WHAT YOU HAVE TO DO:
Set down each entry from the block beneath, exactly as written.

## start EXTRACTED INFORMATION

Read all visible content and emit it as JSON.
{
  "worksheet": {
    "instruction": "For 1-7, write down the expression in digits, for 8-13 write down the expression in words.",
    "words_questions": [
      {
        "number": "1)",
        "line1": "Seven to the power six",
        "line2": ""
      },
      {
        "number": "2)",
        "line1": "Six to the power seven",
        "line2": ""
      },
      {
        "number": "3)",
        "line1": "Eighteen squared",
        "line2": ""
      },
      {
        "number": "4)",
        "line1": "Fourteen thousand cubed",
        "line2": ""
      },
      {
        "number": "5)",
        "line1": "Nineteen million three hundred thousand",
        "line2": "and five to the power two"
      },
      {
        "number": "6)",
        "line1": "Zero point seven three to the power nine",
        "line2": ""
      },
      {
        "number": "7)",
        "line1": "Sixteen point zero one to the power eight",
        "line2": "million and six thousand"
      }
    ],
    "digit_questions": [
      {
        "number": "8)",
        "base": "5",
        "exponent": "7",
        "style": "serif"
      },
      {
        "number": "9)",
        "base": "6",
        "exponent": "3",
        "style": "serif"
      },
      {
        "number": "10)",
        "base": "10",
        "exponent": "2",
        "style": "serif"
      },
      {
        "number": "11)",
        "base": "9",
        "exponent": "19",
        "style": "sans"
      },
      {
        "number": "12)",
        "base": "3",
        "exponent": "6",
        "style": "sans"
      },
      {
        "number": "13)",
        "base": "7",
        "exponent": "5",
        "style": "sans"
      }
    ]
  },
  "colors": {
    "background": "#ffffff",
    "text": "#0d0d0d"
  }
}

## end EXTRACTED INFORMATION

WRITTEN RESPONSE:
Read all visible content and emit it as JSON.
{
  "worksheet": {
    "instruction": "For 1-7, write down the expression in digits, for 8-13 write down the expression in words.",
    "words_questions": [
      {
        "number": "1)",
        "line1": "Seven to the power six",
        "line2": ""
      },
      {
        "number": "2)",
        "line1": "Six to the power seven",
        "line2": ""
      },
      {
        "number": "3)",
        "line1": "Eighteen squared",
        "line2": ""
      },
      {
        "number": "4)",
        "line1": "Fourteen thousand cubed",
        "line2": ""
      },
      {
        "number": "5)",
        "line1": "Nineteen million three hundred thousand",
        "line2": "and five to the power two"
      },
      {
        "number": "6)",
        "line1": "Zero point seven three to the power nine",
        "line2": ""
      },
      {
        "number": "7)",
        "line1": "Sixteen point zero one to the power eight",
        "line2": "million and six thousand"
      }
    ],
    "digit_questions": [
      {
        "number": "8)",
        "base": "5",
        "exponent": "7",
        "style": "serif"
      },
      {
        "number": "9)",
        "base": "6",
        "exponent": "3",
        "style": "serif"
      },
      {
        "number": "10)",
        "base": "10",
        "exponent": "2",
        "style": "serif"
      },
      {
        "number": "11)",
        "base": "9",
        "exponent": "19",
        "style": "sans"
      },
      {
        "number": "12)",
        "base": "3",
        "exponent": "6",
        "style": "sans"
      },
      {
        "number": "13)",
        "base": "7",
        "exponent": "5",
        "style": "sans"
      }
    ]
  },
  "colors": {
    "background": "#ffffff",
    "text": "#0d0d0d"
  }
}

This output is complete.